To be done: What is the number of lines in these entries that include "книге"? Write that number and no other text.

·····

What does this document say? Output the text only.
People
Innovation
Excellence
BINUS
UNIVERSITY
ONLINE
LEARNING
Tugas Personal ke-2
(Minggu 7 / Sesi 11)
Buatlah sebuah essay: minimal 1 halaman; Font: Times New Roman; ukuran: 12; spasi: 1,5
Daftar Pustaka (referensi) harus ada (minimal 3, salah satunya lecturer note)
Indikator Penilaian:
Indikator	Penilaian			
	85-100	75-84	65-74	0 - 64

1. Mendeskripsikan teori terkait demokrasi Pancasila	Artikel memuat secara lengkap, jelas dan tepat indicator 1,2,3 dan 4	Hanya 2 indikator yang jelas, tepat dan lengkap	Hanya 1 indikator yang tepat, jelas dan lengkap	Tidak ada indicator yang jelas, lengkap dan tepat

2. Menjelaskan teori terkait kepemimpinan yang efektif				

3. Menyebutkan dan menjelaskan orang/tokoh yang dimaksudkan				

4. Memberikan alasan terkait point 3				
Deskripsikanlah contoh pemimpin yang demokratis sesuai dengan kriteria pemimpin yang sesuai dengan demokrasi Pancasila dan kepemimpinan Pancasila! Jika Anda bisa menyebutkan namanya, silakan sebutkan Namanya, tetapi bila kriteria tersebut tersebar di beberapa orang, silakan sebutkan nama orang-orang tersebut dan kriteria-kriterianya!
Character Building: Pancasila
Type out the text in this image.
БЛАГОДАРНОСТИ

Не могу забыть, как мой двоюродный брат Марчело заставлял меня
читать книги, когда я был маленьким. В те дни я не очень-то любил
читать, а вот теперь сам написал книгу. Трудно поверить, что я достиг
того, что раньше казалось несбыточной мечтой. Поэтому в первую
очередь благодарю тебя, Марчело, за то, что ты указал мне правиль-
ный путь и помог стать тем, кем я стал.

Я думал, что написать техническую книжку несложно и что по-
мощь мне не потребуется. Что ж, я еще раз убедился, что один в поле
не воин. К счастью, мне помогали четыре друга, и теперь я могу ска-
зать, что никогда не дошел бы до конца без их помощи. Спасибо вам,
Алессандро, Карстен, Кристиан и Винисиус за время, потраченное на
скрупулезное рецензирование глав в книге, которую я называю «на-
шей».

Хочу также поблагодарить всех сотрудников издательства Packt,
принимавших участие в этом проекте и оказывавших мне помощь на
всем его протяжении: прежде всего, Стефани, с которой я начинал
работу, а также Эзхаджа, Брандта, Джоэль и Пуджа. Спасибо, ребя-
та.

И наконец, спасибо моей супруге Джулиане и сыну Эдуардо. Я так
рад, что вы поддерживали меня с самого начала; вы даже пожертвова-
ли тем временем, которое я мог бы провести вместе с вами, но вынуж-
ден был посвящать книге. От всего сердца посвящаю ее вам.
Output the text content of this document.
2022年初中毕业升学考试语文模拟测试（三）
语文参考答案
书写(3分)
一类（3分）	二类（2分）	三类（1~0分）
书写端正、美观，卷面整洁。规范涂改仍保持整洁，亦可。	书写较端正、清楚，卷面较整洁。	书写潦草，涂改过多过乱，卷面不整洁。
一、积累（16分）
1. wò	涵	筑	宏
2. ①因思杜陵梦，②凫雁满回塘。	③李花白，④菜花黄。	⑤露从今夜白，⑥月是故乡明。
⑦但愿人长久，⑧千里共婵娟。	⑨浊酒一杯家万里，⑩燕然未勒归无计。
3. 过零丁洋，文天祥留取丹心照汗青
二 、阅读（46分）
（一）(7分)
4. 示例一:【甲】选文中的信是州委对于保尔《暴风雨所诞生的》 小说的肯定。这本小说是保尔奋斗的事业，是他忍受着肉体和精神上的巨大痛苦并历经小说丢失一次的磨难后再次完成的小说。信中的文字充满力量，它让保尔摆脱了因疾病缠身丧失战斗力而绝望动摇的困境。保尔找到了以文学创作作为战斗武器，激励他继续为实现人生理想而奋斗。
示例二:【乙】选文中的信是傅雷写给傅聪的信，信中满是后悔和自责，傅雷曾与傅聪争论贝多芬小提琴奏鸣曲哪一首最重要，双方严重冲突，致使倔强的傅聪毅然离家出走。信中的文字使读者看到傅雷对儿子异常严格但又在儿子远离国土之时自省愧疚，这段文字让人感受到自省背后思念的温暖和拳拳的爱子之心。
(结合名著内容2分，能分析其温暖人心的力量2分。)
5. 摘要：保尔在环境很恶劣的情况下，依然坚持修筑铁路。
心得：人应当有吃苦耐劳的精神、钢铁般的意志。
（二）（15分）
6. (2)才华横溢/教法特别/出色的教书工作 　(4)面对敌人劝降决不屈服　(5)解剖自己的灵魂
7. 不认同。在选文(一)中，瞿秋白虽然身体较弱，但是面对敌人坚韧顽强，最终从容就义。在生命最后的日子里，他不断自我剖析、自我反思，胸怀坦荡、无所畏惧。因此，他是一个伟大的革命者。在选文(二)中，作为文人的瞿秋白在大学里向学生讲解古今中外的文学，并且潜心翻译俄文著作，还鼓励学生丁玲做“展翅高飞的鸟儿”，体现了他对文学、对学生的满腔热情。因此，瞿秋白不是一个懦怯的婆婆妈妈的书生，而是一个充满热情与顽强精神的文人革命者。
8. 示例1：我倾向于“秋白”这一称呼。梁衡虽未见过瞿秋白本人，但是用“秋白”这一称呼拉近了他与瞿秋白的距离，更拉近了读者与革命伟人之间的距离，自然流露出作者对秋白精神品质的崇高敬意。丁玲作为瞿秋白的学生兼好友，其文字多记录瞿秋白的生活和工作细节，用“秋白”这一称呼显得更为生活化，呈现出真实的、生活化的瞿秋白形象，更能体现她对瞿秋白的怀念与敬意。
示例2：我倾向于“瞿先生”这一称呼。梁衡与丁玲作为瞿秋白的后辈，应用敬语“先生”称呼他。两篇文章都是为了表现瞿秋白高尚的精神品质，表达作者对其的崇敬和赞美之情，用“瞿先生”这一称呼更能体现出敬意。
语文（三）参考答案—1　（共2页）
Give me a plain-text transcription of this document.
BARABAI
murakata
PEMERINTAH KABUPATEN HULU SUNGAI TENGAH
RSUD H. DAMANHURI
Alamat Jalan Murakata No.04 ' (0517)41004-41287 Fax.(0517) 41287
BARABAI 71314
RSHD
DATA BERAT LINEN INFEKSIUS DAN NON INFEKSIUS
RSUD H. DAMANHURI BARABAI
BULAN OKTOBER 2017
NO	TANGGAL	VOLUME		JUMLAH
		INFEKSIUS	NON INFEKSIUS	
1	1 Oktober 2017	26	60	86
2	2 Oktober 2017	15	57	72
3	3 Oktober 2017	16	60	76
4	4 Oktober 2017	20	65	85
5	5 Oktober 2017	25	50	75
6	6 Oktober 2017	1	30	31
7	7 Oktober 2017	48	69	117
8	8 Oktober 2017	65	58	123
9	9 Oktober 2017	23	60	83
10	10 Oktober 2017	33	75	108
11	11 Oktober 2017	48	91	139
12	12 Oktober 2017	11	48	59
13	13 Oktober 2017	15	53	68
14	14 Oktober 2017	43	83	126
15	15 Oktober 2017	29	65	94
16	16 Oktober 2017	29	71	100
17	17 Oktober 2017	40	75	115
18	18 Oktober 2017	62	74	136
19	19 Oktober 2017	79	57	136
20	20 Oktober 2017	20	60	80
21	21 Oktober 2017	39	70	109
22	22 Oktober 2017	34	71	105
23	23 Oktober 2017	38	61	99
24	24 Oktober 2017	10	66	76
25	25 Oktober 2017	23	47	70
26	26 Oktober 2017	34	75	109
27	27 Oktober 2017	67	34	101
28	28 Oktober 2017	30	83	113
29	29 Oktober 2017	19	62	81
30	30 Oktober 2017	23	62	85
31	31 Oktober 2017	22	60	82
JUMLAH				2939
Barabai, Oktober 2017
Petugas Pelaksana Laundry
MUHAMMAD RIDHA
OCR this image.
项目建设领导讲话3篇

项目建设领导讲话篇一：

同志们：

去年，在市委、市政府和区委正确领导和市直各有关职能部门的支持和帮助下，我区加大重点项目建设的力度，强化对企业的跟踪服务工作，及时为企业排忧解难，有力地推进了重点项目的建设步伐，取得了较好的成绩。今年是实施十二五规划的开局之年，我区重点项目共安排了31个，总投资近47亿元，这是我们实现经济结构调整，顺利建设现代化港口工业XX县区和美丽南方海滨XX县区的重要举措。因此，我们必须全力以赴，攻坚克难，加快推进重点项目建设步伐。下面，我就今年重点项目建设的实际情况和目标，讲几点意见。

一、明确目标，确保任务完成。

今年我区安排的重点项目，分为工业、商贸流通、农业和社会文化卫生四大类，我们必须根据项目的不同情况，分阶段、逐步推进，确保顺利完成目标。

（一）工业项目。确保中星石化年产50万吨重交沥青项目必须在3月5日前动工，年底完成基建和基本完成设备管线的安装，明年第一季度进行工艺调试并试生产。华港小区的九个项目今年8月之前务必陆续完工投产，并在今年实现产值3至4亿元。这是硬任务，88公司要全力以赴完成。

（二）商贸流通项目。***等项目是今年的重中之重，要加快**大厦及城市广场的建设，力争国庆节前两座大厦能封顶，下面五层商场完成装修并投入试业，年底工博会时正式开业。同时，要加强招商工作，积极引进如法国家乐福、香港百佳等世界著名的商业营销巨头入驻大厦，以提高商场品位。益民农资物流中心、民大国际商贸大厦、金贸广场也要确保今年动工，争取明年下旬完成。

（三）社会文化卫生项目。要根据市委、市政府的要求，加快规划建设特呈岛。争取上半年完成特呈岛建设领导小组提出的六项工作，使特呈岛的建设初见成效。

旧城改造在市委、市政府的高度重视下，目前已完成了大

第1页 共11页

·····

Written solution: 2